| GIVEN EXERCISE |
Can you pull out each line of the data below that includes the word "lines"?

(Collected data entries)

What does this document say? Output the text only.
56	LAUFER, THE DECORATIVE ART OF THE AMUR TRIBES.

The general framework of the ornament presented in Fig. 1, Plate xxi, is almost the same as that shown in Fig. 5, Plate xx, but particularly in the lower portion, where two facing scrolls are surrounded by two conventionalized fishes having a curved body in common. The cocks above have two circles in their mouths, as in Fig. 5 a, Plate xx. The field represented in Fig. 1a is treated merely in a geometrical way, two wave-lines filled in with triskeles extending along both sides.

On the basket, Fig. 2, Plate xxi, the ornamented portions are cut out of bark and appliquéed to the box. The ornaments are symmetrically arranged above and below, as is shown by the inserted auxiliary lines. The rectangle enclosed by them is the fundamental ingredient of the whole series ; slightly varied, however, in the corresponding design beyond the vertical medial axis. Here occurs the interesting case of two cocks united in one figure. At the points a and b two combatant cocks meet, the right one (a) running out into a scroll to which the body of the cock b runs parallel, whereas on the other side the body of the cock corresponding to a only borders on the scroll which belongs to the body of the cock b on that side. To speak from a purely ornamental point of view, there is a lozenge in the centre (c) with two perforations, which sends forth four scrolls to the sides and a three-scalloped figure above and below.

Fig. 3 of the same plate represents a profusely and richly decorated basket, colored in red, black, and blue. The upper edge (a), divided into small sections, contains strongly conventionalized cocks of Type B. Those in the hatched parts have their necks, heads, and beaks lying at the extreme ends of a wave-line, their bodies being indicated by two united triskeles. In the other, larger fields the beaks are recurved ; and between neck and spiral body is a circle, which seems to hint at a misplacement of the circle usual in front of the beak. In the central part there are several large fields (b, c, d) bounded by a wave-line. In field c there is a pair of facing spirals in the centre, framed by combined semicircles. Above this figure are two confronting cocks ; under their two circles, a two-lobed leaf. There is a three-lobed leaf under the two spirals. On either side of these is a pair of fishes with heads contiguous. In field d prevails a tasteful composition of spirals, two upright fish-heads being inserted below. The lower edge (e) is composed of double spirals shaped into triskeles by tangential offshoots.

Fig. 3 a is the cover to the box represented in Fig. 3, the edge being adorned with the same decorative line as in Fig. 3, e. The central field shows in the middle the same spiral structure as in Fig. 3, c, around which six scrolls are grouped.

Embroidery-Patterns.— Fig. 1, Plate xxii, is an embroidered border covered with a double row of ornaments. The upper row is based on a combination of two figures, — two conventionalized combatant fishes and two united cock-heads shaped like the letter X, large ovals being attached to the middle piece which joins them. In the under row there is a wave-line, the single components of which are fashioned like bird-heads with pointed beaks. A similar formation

| EXERCISE RESULT |
The general framework of the ornament presented in Fig. 1, Plate xxi, is almost the same as that shown in Fig. 5, Plate xx, but particularly in the lower portion, where two facing scrolls are surrounded by two conventionalized fishes having a curved body in common. The cocks above have two circles in their mouths, as in Fig. 5 a, Plate xx. The field represented in Fig. 1a is treated merely in a geometrical way, two wave-lines filled in with triskeles extending along both sides.
On the basket, Fig. 2, Plate xxi, the ornamented portions are cut out of bark and appliquéed to the box. The ornaments are symmetrically arranged above and below, as is shown by the inserted auxiliary lines. The rectangle enclosed by them is the fundamental ingredient of the whole series ; slightly varied, however, in the corresponding design beyond the vertical medial axis. Here occurs the interesting case of two cocks united in one figure. At the points a and b two combatant cocks meet, the right one (a) running out into a scroll to which the body of the cock b runs parallel, whereas on the other side the body of the cock corresponding to a only borders on the scroll which belongs to the body of the cock b on that side. To speak from a purely ornamental point of view, there is a lozenge in the centre (c) with two perforations, which sends forth four scrolls to the sides and a three-scalloped figure above and below.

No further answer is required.